══ INPUT ROWS ══
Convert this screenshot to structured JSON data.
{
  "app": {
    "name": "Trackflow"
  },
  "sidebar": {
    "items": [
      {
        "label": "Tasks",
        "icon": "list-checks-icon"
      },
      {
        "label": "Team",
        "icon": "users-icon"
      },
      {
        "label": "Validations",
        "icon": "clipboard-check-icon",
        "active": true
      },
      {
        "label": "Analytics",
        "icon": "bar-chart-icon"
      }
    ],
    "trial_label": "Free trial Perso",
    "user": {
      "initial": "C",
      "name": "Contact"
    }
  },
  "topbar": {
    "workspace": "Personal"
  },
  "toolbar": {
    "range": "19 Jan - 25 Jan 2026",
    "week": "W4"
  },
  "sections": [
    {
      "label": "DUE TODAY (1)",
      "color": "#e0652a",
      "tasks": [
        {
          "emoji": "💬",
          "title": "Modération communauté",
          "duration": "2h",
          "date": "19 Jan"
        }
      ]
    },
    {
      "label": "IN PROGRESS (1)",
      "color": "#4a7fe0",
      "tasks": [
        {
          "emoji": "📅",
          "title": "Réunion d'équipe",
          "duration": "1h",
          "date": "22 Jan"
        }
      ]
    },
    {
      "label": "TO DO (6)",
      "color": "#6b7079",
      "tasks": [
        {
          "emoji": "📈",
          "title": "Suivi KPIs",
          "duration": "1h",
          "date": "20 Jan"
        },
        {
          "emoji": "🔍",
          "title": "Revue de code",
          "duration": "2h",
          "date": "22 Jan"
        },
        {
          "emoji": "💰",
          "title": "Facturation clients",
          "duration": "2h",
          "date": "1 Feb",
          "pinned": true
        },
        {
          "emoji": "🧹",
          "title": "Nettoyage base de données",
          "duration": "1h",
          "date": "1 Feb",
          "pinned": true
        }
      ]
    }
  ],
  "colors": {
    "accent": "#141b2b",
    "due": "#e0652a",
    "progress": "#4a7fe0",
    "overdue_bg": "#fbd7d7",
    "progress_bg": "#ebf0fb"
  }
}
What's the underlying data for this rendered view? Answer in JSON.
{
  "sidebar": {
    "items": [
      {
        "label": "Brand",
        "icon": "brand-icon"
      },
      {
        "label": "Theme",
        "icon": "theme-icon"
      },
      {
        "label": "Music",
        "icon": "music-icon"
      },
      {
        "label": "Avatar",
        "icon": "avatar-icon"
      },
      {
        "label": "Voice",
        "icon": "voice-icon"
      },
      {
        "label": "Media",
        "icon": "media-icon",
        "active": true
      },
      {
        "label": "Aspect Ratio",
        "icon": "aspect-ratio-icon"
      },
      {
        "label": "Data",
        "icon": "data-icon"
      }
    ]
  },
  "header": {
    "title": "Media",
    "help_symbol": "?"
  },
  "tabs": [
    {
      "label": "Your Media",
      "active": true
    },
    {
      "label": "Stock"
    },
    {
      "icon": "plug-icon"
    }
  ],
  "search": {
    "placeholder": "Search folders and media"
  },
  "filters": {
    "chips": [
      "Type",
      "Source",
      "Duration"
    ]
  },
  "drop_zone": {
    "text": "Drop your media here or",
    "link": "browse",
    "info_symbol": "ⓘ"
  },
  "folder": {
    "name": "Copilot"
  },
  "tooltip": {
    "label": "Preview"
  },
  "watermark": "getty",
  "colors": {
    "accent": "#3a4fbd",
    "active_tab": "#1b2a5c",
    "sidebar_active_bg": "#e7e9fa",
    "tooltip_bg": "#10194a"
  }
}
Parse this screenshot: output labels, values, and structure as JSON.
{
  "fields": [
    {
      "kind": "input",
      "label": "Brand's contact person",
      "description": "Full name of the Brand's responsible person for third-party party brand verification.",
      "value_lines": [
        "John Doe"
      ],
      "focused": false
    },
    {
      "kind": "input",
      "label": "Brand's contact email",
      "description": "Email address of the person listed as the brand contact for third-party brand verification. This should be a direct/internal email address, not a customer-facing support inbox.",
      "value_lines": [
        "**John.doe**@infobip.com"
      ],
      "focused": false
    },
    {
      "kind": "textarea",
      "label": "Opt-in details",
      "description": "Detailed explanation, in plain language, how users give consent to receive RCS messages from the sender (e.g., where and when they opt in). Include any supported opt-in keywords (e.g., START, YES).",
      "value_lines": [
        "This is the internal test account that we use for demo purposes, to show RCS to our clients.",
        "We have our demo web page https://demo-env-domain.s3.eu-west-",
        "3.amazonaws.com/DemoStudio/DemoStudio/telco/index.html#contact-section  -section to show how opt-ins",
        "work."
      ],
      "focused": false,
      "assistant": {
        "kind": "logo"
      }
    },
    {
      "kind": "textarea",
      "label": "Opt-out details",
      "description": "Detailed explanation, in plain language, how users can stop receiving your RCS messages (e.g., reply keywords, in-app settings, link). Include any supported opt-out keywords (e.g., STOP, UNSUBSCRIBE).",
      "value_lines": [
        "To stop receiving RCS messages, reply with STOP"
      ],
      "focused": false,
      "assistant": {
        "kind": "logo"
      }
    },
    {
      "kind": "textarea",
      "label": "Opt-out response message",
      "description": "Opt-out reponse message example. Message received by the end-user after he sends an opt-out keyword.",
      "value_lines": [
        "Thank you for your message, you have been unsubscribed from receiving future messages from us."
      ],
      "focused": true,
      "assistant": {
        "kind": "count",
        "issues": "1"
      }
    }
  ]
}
═══
▶ GIVEN REQUEST
Copy all of the material word for word.

▶ THE REPLY
Convert this screenshot to structured JSON data.
{
  "app": {
    "name": "Trackflow"
  },
  "sidebar": {
    "items": [
      {
        "label": "Tasks",
        "icon": "list-checks-icon"
      },
      {
        "label": "Team",
        "icon": "users-icon"
      },
      {
        "label": "Validations",
        "icon": "clipboard-check-icon",
        "active": true
      },
      {
        "label": "Analytics",
        "icon": "bar-chart-icon"
      }
    ],
    "trial_label": "Free trial Perso",
    "user": {
      "initial": "C",
      "name": "Contact"
    }
  },
  "topbar": {
    "workspace": "Personal"
  },
  "toolbar": {
    "range": "19 Jan - 25 Jan 2026",
    "week": "W4"
  },
  "sections": [
    {
      "label": "DUE TODAY (1)",
      "color": "#e0652a",
      "tasks": [
        {
          "emoji": "💬",
          "title": "Modération communauté",
          "duration": "2h",
          "date": "19 Jan"
        }
      ]
    },
    {
      "label": "IN PROGRESS (1)",
      "color": "#4a7fe0",
      "tasks": [
        {
          "emoji": "📅",
          "title": "Réunion d'équipe",
          "duration": "1h",
          "date": "22 Jan"
        }
      ]
    },
    {
      "label": "TO DO (6)",
      "color": "#6b7079",
      "tasks": [
        {
          "emoji": "📈",
          "title": "Suivi KPIs",
          "duration": "1h",
          "date": "20 Jan"
        },
        {
          "emoji": "🔍",
          "title": "Revue de code",
          "duration": "2h",
          "date": "22 Jan"
        },
        {
          "emoji": "💰",
          "title": "Facturation clients",
          "duration": "2h",
          "date": "1 Feb",
          "pinned": true
        },
        {
          "emoji": "🧹",
          "title": "Nettoyage base de données",
          "duration": "1h",
          "date": "1 Feb",
          "pinned": true
        }
      ]
    }
  ],
  "colors": {
    "accent": "#141b2b",
    "due": "#e0652a",
    "progress": "#4a7fe0",
    "overdue_bg": "#fbd7d7",
    "progress_bg": "#ebf0fb"
  }
}
What's the underlying data for this rendered view? Answer in JSON.
{
  "sidebar": {
    "items": [
      {
        "label": "Brand",
        "icon": "brand-icon"
      },
      {
        "label": "Theme",
        "icon": "theme-icon"
      },
      {
        "label": "Music",
        "icon": "music-icon"
      },
      {
        "label": "Avatar",
        "icon": "avatar-icon"
      },
      {
        "label": "Voice",
        "icon": "voice-icon"
      },
      {
        "label": "Media",
        "icon": "media-icon",
        "active": true
      },
      {
        "label": "Aspect Ratio",
        "icon": "aspect-ratio-icon"
      },
      {
        "label": "Data",
        "icon": "data-icon"
      }
    ]
  },
  "header": {
    "title": "Media",
    "help_symbol": "?"
  },
  "tabs": [
    {
      "label": "Your Media",
      "active": true
    },
    {
      "label": "Stock"
    },
    {
      "icon": "plug-icon"
    }
  ],
  "search": {
    "placeholder": "Search folders and media"
  },
  "filters": {
    "chips": [
      "Type",
      "Source",
      "Duration"
    ]
  },
  "drop_zone": {
    "text": "Drop your media here or",
    "link": "browse",
    "info_symbol": "ⓘ"
  },
  "folder": {
    "name": "Copilot"
  },
  "tooltip": {
    "label": "Preview"
  },
  "watermark": "getty",
  "colors": {
    "accent": "#3a4fbd",
    "active_tab": "#1b2a5c",
    "sidebar_active_bg": "#e7e9fa",
    "tooltip_bg": "#10194a"
  }
}
Parse this screenshot: output labels, values, and structure as JSON.
{
  "fields": [
    {
      "kind": "input",
      "label": "Brand's contact person",
      "description": "Full name of the Brand's responsible person for third-party party brand verification.",
      "value_lines": [
        "John Doe"
      ],
      "focused": false
    },
    {
      "kind": "input",
      "label": "Brand's contact email",
      "description": "Email address of the person listed as the brand contact for third-party brand verification. This should be a direct/internal email address, not a customer-facing support inbox.",
      "value_lines": [
        "**John.doe**@infobip.com"
      ],
      "focused": false
    },
    {
      "kind": "textarea",
      "label": "Opt-in details",
      "description": "Detailed explanation, in plain language, how users give consent to receive RCS messages from the sender (e.g., where and when they opt in). Include any supported opt-in keywords (e.g., START, YES).",
      "value_lines": [
        "This is the internal test account that we use for demo purposes, to show RCS to our clients.",
        "We have our demo web page https://demo-env-domain.s3.eu-west-",
        "3.amazonaws.com/DemoStudio/DemoStudio/telco/index.html#contact-section  -section to show how opt-ins",
        "work."
      ],
      "focused": false,
      "assistant": {
        "kind": "logo"
      }
    },
    {
      "kind": "textarea",
      "label": "Opt-out details",
      "description": "Detailed explanation, in plain language, how users can stop receiving your RCS messages (e.g., reply keywords, in-app settings, link). Include any supported opt-out keywords (e.g., STOP, UNSUBSCRIBE).",
      "value_lines": [
        "To stop receiving RCS messages, reply with STOP"
      ],
      "focused": false,
      "assistant": {
        "kind": "logo"
      }
    },
    {
      "kind": "textarea",
      "label": "Opt-out response message",
      "description": "Opt-out reponse message example. Message received by the end-user after he sends an opt-out keyword.",
      "value_lines": [
        "Thank you for your message, you have been unsubscribed from receiving future messages from us."
      ],
      "focused": true,
      "assistant": {
        "kind": "count",
        "issues": "1"
      }
    }
  ]
}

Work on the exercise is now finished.